* _TASK TO COMPLETE_
Below are the records; copy each line in them that holds the word "title".

* _PROVIDED DATA_
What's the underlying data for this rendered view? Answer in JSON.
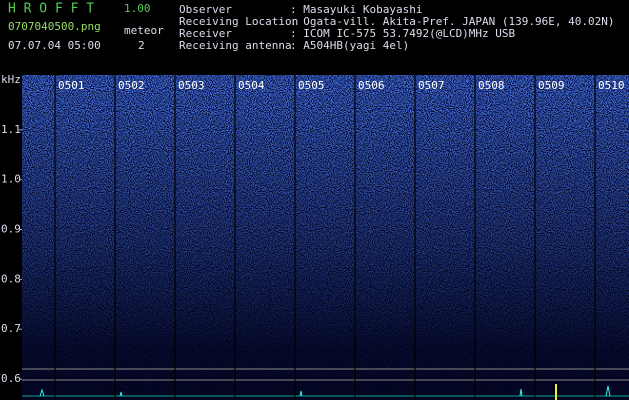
{
  "header": {
    "app": "H R O F F T",
    "version": "1.00",
    "file": "0707040500.png",
    "meteor_label": "meteor",
    "datetime": "07.07.04 05:00",
    "meteor_count": "2",
    "info": [
      [
        "Observer",
        ": Masayuki Kobayashi"
      ],
      [
        "Receiving Location",
        ": Ogata-vill. Akita-Pref. JAPAN (139.96E, 40.02N)"
      ],
      [
        "Receiver",
        ": ICOM IC-575 53.7492(@LCD)MHz USB"
      ],
      [
        "Receiving antenna",
        ": A504HB(yagi 4el)"
      ]
    ]
  },
  "chart_data": {
    "type": "spectrogram",
    "y_label": "kHz",
    "categories": [
      "0501",
      "0502",
      "0503",
      "0504",
      "0505",
      "0506",
      "0507",
      "0508",
      "0509",
      "0510"
    ],
    "ylim": [
      0.558,
      1.21
    ],
    "yticks": [
      0.6,
      0.7,
      0.8,
      0.9,
      {
        "value": 1.0,
        "label": "1.0"
      },
      1.1
    ]
  }
}
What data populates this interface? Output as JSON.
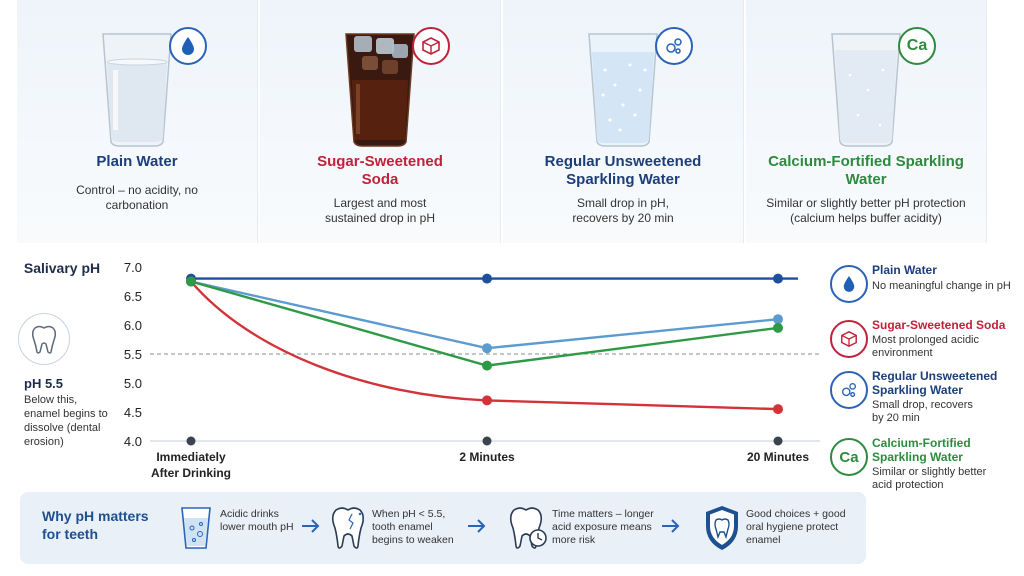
{
  "drinks": [
    {
      "name": "Plain Water",
      "desc": "Control – no acidity, no carbonation",
      "color": "#1c3f7a",
      "badge_icon": "water-drop-icon"
    },
    {
      "name": "Sugar-Sweetened Soda",
      "desc": "Largest and most sustained drop in pH",
      "color": "#c0223a",
      "badge_icon": "sugar-cube-icon"
    },
    {
      "name": "Regular Unsweetened Sparkling Water",
      "desc": "Small drop in pH, recovers by 20 min",
      "color": "#1c3f7a",
      "badge_icon": "bubbles-icon"
    },
    {
      "name": "Calcium-Fortified Sparkling Water",
      "desc": "Similar or slightly better pH protection (calcium helps buffer acidity)",
      "color": "#2e8a3e",
      "badge_text": "Ca"
    }
  ],
  "chart_data": {
    "type": "line",
    "ylabel": "Salivary pH",
    "categories": [
      "Immediately After Drinking",
      "2 Minutes",
      "20 Minutes"
    ],
    "ylim": [
      4.0,
      7.0
    ],
    "yticks": [
      "4.0",
      "4.5",
      "5.0",
      "5.5",
      "6.0",
      "6.5",
      "7.0"
    ],
    "reference_line": {
      "y": 5.5,
      "style": "dashed"
    },
    "series": [
      {
        "name": "Plain Water",
        "color": "#1c4f9c",
        "values": [
          6.8,
          6.8,
          6.8
        ]
      },
      {
        "name": "Sugar-Sweetened Soda",
        "color": "#d23238",
        "values": [
          6.75,
          4.7,
          4.55
        ]
      },
      {
        "name": "Regular Unsweetened Sparkling Water",
        "color": "#5c9bd0",
        "values": [
          6.75,
          5.6,
          6.1
        ]
      },
      {
        "name": "Calcium-Fortified Sparkling Water",
        "color": "#2e9a46",
        "values": [
          6.75,
          5.3,
          5.95
        ]
      }
    ]
  },
  "threshold": {
    "title": "pH 5.5",
    "desc": "Below this, enamel begins to dissolve (dental erosion)"
  },
  "legend": [
    {
      "name": "Plain Water",
      "desc": "No meaningful change in pH",
      "color": "#1c3f7a",
      "icon": "water-drop-icon"
    },
    {
      "name": "Sugar-Sweetened Soda",
      "desc": "Most prolonged acidic environment",
      "color": "#c0223a",
      "icon": "sugar-cube-icon"
    },
    {
      "name": "Regular Unsweetened Sparkling Water",
      "desc": "Small drop, recovers by 20 min",
      "color": "#1c3f7a",
      "icon": "bubbles-icon"
    },
    {
      "name": "Calcium-Fortified Sparkling Water",
      "desc": "Similar or slightly better acid protection",
      "color": "#2e8a3e",
      "icon_text": "Ca"
    }
  ],
  "why": {
    "title": "Why pH matters for teeth",
    "steps": [
      {
        "text": "Acidic drinks lower mouth pH",
        "icon": "glass-bubbles-icon"
      },
      {
        "text": "When pH < 5.5, tooth enamel begins to weaken",
        "icon": "cracked-tooth-icon"
      },
      {
        "text": "Time matters – longer acid exposure means more risk",
        "icon": "tooth-clock-icon"
      },
      {
        "text": "Good choices + good oral hygiene protect enamel",
        "icon": "tooth-shield-icon"
      }
    ]
  }
}
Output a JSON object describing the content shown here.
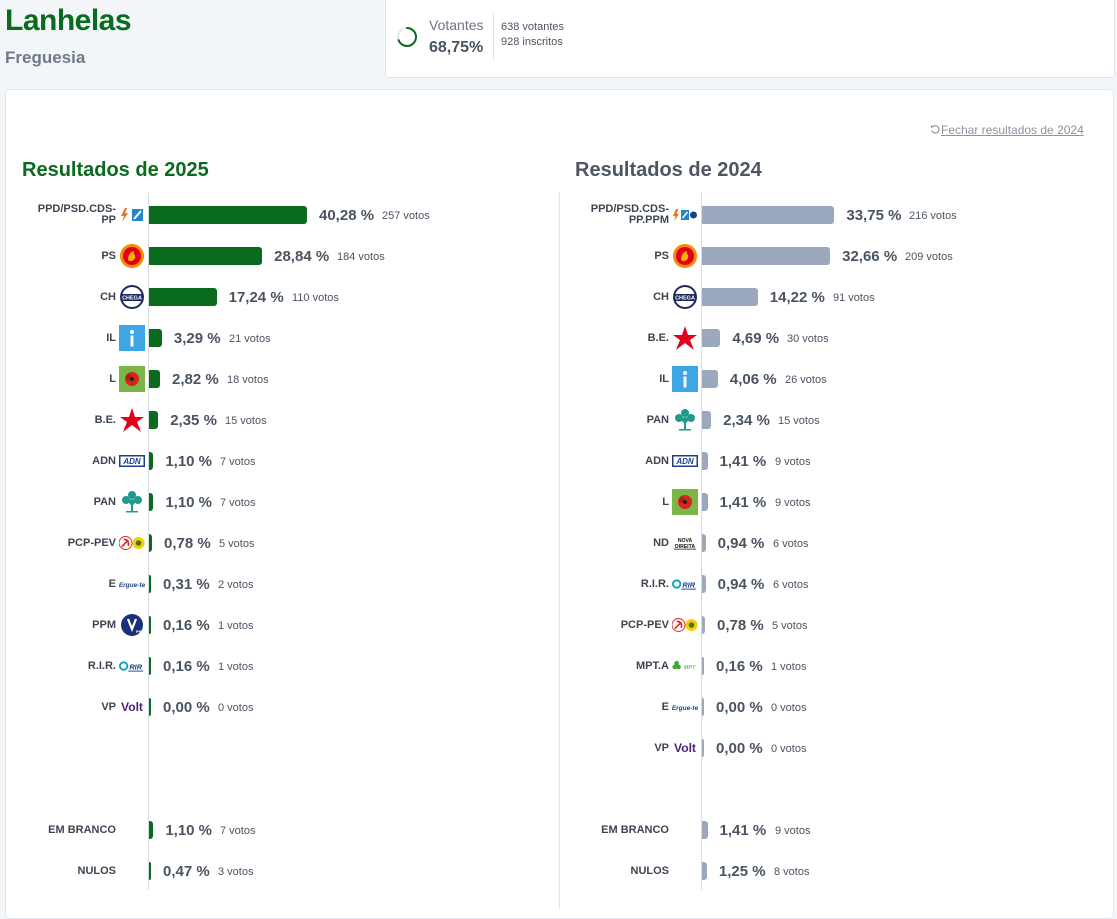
{
  "place": {
    "name": "Lanhelas",
    "type": "Freguesia"
  },
  "turnout": {
    "label": "Votantes",
    "percent": "68,75%",
    "voters": "638 votantes",
    "registered": "928 inscritos",
    "fraction": 0.6875
  },
  "close_link": "Fechar resultados de 2024",
  "colors": {
    "green": "#0a6a1e",
    "grey": "#9ba8bd"
  },
  "results_2025": {
    "title": "Resultados de 2025",
    "parties": [
      {
        "name": "PPD/PSD.CDS-PP",
        "icon": "psd-cds-logo",
        "percent": "40,28 %",
        "votes": "257 votos",
        "value": 40.28
      },
      {
        "name": "PS",
        "icon": "ps-logo",
        "percent": "28,84 %",
        "votes": "184 votos",
        "value": 28.84
      },
      {
        "name": "CH",
        "icon": "chega-logo",
        "percent": "17,24 %",
        "votes": "110 votos",
        "value": 17.24
      },
      {
        "name": "IL",
        "icon": "il-logo",
        "percent": "3,29 %",
        "votes": "21 votos",
        "value": 3.29
      },
      {
        "name": "L",
        "icon": "livre-logo",
        "percent": "2,82 %",
        "votes": "18 votos",
        "value": 2.82
      },
      {
        "name": "B.E.",
        "icon": "be-logo",
        "percent": "2,35 %",
        "votes": "15 votos",
        "value": 2.35
      },
      {
        "name": "ADN",
        "icon": "adn-logo",
        "percent": "1,10 %",
        "votes": "7 votos",
        "value": 1.1
      },
      {
        "name": "PAN",
        "icon": "pan-logo",
        "percent": "1,10 %",
        "votes": "7 votos",
        "value": 1.1
      },
      {
        "name": "PCP-PEV",
        "icon": "pcp-pev-logo",
        "percent": "0,78 %",
        "votes": "5 votos",
        "value": 0.78
      },
      {
        "name": "E",
        "icon": "ergue-te-logo",
        "percent": "0,31 %",
        "votes": "2 votos",
        "value": 0.31
      },
      {
        "name": "PPM",
        "icon": "ppm-logo",
        "percent": "0,16 %",
        "votes": "1 votos",
        "value": 0.16
      },
      {
        "name": "R.I.R.",
        "icon": "rir-logo",
        "percent": "0,16 %",
        "votes": "1 votos",
        "value": 0.16
      },
      {
        "name": "VP",
        "icon": "volt-logo",
        "percent": "0,00 %",
        "votes": "0 votos",
        "value": 0.0
      }
    ],
    "blank": {
      "name": "EM BRANCO",
      "percent": "1,10 %",
      "votes": "7 votos",
      "value": 1.1
    },
    "null": {
      "name": "NULOS",
      "percent": "0,47 %",
      "votes": "3 votos",
      "value": 0.47
    }
  },
  "results_2024": {
    "title": "Resultados de 2024",
    "parties": [
      {
        "name": "PPD/PSD.CDS-PP.PPM",
        "icon": "psd-cds-ppm-logo",
        "percent": "33,75 %",
        "votes": "216 votos",
        "value": 33.75
      },
      {
        "name": "PS",
        "icon": "ps-logo",
        "percent": "32,66 %",
        "votes": "209 votos",
        "value": 32.66
      },
      {
        "name": "CH",
        "icon": "chega-logo",
        "percent": "14,22 %",
        "votes": "91 votos",
        "value": 14.22
      },
      {
        "name": "B.E.",
        "icon": "be-logo",
        "percent": "4,69 %",
        "votes": "30 votos",
        "value": 4.69
      },
      {
        "name": "IL",
        "icon": "il-logo",
        "percent": "4,06 %",
        "votes": "26 votos",
        "value": 4.06
      },
      {
        "name": "PAN",
        "icon": "pan-logo",
        "percent": "2,34 %",
        "votes": "15 votos",
        "value": 2.34
      },
      {
        "name": "ADN",
        "icon": "adn-logo",
        "percent": "1,41 %",
        "votes": "9 votos",
        "value": 1.41
      },
      {
        "name": "L",
        "icon": "livre-logo",
        "percent": "1,41 %",
        "votes": "9 votos",
        "value": 1.41
      },
      {
        "name": "ND",
        "icon": "nova-direita-logo",
        "percent": "0,94 %",
        "votes": "6 votos",
        "value": 0.94
      },
      {
        "name": "R.I.R.",
        "icon": "rir-logo",
        "percent": "0,94 %",
        "votes": "6 votos",
        "value": 0.94
      },
      {
        "name": "PCP-PEV",
        "icon": "pcp-pev-logo",
        "percent": "0,78 %",
        "votes": "5 votos",
        "value": 0.78
      },
      {
        "name": "MPT.A",
        "icon": "mpt-logo",
        "percent": "0,16 %",
        "votes": "1 votos",
        "value": 0.16
      },
      {
        "name": "E",
        "icon": "ergue-te-logo",
        "percent": "0,00 %",
        "votes": "0 votos",
        "value": 0.0
      },
      {
        "name": "VP",
        "icon": "volt-logo",
        "percent": "0,00 %",
        "votes": "0 votos",
        "value": 0.0
      }
    ],
    "blank": {
      "name": "EM BRANCO",
      "percent": "1,41 %",
      "votes": "9 votos",
      "value": 1.41
    },
    "null": {
      "name": "NULOS",
      "percent": "1,25 %",
      "votes": "8 votos",
      "value": 1.25
    }
  },
  "logo_text": {
    "chega": "CHEGA",
    "adn": "ADN",
    "ergue": "Ergue-te",
    "rir": "RIR",
    "volt": "Volt",
    "nova_direita": "NOVA DIREITA",
    "ppm": "PPM",
    "mpt": "MPT"
  }
}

* _OUTPUT BELOW_
    "title": "pH 5.5",
    "title": "Why pH matters for teeth",
    "title": "Resultados de 2025",
    "title": "Resultados de 2024",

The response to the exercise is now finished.